> [STATED EXERCISE]: Reproduce all of the records exactly.
** START OF DATA SUPPLIED **
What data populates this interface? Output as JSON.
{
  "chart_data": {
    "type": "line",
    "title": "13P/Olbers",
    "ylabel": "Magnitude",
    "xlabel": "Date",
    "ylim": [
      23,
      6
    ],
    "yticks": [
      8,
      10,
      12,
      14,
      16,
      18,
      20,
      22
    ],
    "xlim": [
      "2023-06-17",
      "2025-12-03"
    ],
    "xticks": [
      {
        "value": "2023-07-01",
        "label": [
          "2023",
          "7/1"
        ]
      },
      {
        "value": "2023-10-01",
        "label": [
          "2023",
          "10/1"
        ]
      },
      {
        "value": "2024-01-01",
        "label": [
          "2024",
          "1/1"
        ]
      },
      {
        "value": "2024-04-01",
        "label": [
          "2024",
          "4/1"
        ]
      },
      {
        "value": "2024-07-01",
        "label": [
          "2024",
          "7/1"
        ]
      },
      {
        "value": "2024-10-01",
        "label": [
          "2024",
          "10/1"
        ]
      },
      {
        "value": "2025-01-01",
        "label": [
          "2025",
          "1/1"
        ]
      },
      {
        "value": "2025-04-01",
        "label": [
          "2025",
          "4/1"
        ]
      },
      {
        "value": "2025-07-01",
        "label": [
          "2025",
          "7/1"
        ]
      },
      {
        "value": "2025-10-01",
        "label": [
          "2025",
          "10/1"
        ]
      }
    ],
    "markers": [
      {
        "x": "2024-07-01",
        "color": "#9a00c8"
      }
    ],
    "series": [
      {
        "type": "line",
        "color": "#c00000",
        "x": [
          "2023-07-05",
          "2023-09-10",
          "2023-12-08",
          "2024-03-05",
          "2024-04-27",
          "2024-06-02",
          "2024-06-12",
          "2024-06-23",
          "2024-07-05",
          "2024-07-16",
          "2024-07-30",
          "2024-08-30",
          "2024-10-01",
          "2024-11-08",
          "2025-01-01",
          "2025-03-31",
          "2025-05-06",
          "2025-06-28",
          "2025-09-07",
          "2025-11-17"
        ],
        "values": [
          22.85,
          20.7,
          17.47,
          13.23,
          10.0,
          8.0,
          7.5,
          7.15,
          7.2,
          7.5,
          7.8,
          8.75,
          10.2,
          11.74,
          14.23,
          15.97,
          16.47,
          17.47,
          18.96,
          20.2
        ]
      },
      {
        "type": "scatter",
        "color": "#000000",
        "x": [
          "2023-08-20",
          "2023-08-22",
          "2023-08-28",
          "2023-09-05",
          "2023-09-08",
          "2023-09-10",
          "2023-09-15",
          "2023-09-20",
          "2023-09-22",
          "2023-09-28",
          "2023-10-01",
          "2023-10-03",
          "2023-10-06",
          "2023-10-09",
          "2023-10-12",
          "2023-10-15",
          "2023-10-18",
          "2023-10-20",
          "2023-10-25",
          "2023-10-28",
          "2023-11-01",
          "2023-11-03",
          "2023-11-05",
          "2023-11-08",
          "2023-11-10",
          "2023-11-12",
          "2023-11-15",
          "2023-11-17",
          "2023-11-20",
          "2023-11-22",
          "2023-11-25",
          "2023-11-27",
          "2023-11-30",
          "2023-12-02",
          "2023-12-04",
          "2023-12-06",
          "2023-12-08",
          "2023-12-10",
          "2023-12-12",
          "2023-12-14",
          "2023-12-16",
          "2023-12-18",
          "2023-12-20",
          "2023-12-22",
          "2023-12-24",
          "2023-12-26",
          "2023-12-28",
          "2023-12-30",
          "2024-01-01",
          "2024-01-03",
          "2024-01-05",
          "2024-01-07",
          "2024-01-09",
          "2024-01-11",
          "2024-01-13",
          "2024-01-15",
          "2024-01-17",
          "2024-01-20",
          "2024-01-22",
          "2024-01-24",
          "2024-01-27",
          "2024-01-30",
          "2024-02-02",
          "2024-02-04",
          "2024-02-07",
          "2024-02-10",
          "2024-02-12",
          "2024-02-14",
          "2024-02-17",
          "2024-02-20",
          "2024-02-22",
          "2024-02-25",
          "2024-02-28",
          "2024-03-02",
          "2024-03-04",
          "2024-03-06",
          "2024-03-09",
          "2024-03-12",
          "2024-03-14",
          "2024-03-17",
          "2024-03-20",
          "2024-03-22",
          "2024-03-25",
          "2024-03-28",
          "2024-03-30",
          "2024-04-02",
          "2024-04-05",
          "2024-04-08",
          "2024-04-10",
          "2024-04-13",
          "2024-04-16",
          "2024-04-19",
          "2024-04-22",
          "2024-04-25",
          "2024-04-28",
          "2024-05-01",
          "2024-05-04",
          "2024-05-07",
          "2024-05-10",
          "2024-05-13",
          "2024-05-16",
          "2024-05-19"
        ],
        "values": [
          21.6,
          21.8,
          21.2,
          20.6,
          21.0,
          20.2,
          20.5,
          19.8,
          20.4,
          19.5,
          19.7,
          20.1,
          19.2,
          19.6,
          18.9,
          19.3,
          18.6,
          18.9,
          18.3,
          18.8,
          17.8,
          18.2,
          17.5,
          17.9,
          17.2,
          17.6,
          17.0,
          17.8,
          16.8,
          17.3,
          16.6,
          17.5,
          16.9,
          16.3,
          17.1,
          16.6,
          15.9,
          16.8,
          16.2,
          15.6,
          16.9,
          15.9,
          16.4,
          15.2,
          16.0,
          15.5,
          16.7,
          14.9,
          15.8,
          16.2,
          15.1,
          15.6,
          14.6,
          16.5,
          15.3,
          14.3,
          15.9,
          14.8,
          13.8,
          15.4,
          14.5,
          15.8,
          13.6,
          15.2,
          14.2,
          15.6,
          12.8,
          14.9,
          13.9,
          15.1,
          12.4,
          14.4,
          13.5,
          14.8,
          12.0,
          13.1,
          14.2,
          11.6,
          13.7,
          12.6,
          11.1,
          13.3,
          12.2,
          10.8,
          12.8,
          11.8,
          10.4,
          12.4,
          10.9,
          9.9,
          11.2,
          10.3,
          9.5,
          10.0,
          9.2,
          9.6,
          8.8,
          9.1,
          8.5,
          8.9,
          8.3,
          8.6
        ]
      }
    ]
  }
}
** END OF DATA SUPPLIED **
> [EXERCISE RESPONSE]:
What data populates this interface? Output as JSON.
{
  "chart_data": {
    "type": "line",
    "title": "13P/Olbers",
    "ylabel": "Magnitude",
    "xlabel": "Date",
    "ylim": [
      23,
      6
    ],
    "yticks": [
      8,
      10,
      12,
      14,
      16,
      18,
      20,
      22
    ],
    "xlim": [
      "2023-06-17",
      "2025-12-03"
    ],
    "xticks": [
      {
        "value": "2023-07-01",
        "label": [
          "2023",
          "7/1"
        ]
      },
      {
        "value": "2023-10-01",
        "label": [
          "2023",
          "10/1"
        ]
      },
      {
        "value": "2024-01-01",
        "label": [
          "2024",
          "1/1"
        ]
      },
      {
        "value": "2024-04-01",
        "label": [
          "2024",
          "4/1"
        ]
      },
      {
        "value": "2024-07-01",
        "label": [
          "2024",
          "7/1"
        ]
      },
      {
        "value": "2024-10-01",
        "label": [
          "2024",
          "10/1"
        ]
      },
      {
        "value": "2025-01-01",
        "label": [
          "2025",
          "1/1"
        ]
      },
      {
        "value": "2025-04-01",
        "label": [
          "2025",
          "4/1"
        ]
      },
      {
        "value": "2025-07-01",
        "label": [
          "2025",
          "7/1"
        ]
      },
      {
        "value": "2025-10-01",
        "label": [
          "2025",
          "10/1"
        ]
      }
    ],
    "markers": [
      {
        "x": "2024-07-01",
        "color": "#9a00c8"
      }
    ],
    "series": [
      {
        "type": "line",
        "color": "#c00000",
        "x": [
          "2023-07-05",
          "2023-09-10",
          "2023-12-08",
          "2024-03-05",
          "2024-04-27",
          "2024-06-02",
          "2024-06-12",
          "2024-06-23",
          "2024-07-05",
          "2024-07-16",
          "2024-07-30",
          "2024-08-30",
          "2024-10-01",
          "2024-11-08",
          "2025-01-01",
          "2025-03-31",
          "2025-05-06",
          "2025-06-28",
          "2025-09-07",
          "2025-11-17"
        ],
        "values": [
          22.85,
          20.7,
          17.47,
          13.23,
          10.0,
          8.0,
          7.5,
          7.15,
          7.2,
          7.5,
          7.8,
          8.75,
          10.2,
          11.74,
          14.23,
          15.97,
          16.47,
          17.47,
          18.96,
          20.2
        ]
      },
      {
        "type": "scatter",
        "color": "#000000",
        "x": [
          "2023-08-20",
          "2023-08-22",
          "2023-08-28",
          "2023-09-05",
          "2023-09-08",
          "2023-09-10",
          "2023-09-15",
          "2023-09-20",
          "2023-09-22",
          "2023-09-28",
          "2023-10-01",
          "2023-10-03",
          "2023-10-06",
          "2023-10-09",
          "2023-10-12",
          "2023-10-15",
          "2023-10-18",
          "2023-10-20",
          "2023-10-25",
          "2023-10-28",
          "2023-11-01",
          "2023-11-03",
          "2023-11-05",
          "2023-11-08",
          "2023-11-10",
          "2023-11-12",
          "2023-11-15",
          "2023-11-17",
          "2023-11-20",
          "2023-11-22",
          "2023-11-25",
          "2023-11-27",
          "2023-11-30",
          "2023-12-02",
          "2023-12-04",
          "2023-12-06",
          "2023-12-08",
          "2023-12-10",
          "2023-12-12",
          "2023-12-14",
          "2023-12-16",
          "2023-12-18",
          "2023-12-20",
          "2023-12-22",
          "2023-12-24",
          "2023-12-26",
          "2023-12-28",
          "2023-12-30",
          "2024-01-01",
          "2024-01-03",
          "2024-01-05",
          "2024-01-07",
          "2024-01-09",
          "2024-01-11",
          "2024-01-13",
          "2024-01-15",
          "2024-01-17",
          "2024-01-20",
          "2024-01-22",
          "2024-01-24",
          "2024-01-27",
          "2024-01-30",
          "2024-02-02",
          "2024-02-04",
          "2024-02-07",
          "2024-02-10",
          "2024-02-12",
          "2024-02-14",
          "2024-02-17",
          "2024-02-20",
          "2024-02-22",
          "2024-02-25",
          "2024-02-28",
          "2024-03-02",
          "2024-03-04",
          "2024-03-06",
          "2024-03-09",
          "2024-03-12",
          "2024-03-14",
          "2024-03-17",
          "2024-03-20",
          "2024-03-22",
          "2024-03-25",
          "2024-03-28",
          "2024-03-30",
          "2024-04-02",
          "2024-04-05",
          "2024-04-08",
          "2024-04-10",
          "2024-04-13",
          "2024-04-16",
          "2024-04-19",
          "2024-04-22",
          "2024-04-25",
          "2024-04-28",
          "2024-05-01",
          "2024-05-04",
          "2024-05-07",
          "2024-05-10",
          "2024-05-13",
          "2024-05-16",
          "2024-05-19"
        ],
        "values": [
          21.6,
          21.8,
          21.2,
          20.6,
          21.0,
          20.2,
          20.5,
          19.8,
          20.4,
          19.5,
          19.7,
          20.1,
          19.2,
          19.6,
          18.9,
          19.3,
          18.6,
          18.9,
          18.3,
          18.8,
          17.8,
          18.2,
          17.5,
          17.9,
          17.2,
          17.6,
          17.0,
          17.8,
          16.8,
          17.3,
          16.6,
          17.5,
          16.9,
          16.3,
          17.1,
          16.6,
          15.9,
          16.8,
          16.2,
          15.6,
          16.9,
          15.9,
          16.4,
          15.2,
          16.0,
          15.5,
          16.7,
          14.9,
          15.8,
          16.2,
          15.1,
          15.6,
          14.6,
          16.5,
          15.3,
          14.3,
          15.9,
          14.8,
          13.8,
          15.4,
          14.5,
          15.8,
          13.6,
          15.2,
          14.2,
          15.6,
          12.8,
          14.9,
          13.9,
          15.1,
          12.4,
          14.4,
          13.5,
          14.8,
          12.0,
          13.1,
          14.2,
          11.6,
          13.7,
          12.6,
          11.1,
          13.3,
          12.2,
          10.8,
          12.8,
          11.8,
          10.4,
          12.4,
          10.9,
          9.9,
          11.2,
          10.3,
          9.5,
          10.0,
          9.2,
          9.6,
          8.8,
          9.1,
          8.5,
          8.9,
          8.3,
          8.6
        ]
      }
    ]
  }
}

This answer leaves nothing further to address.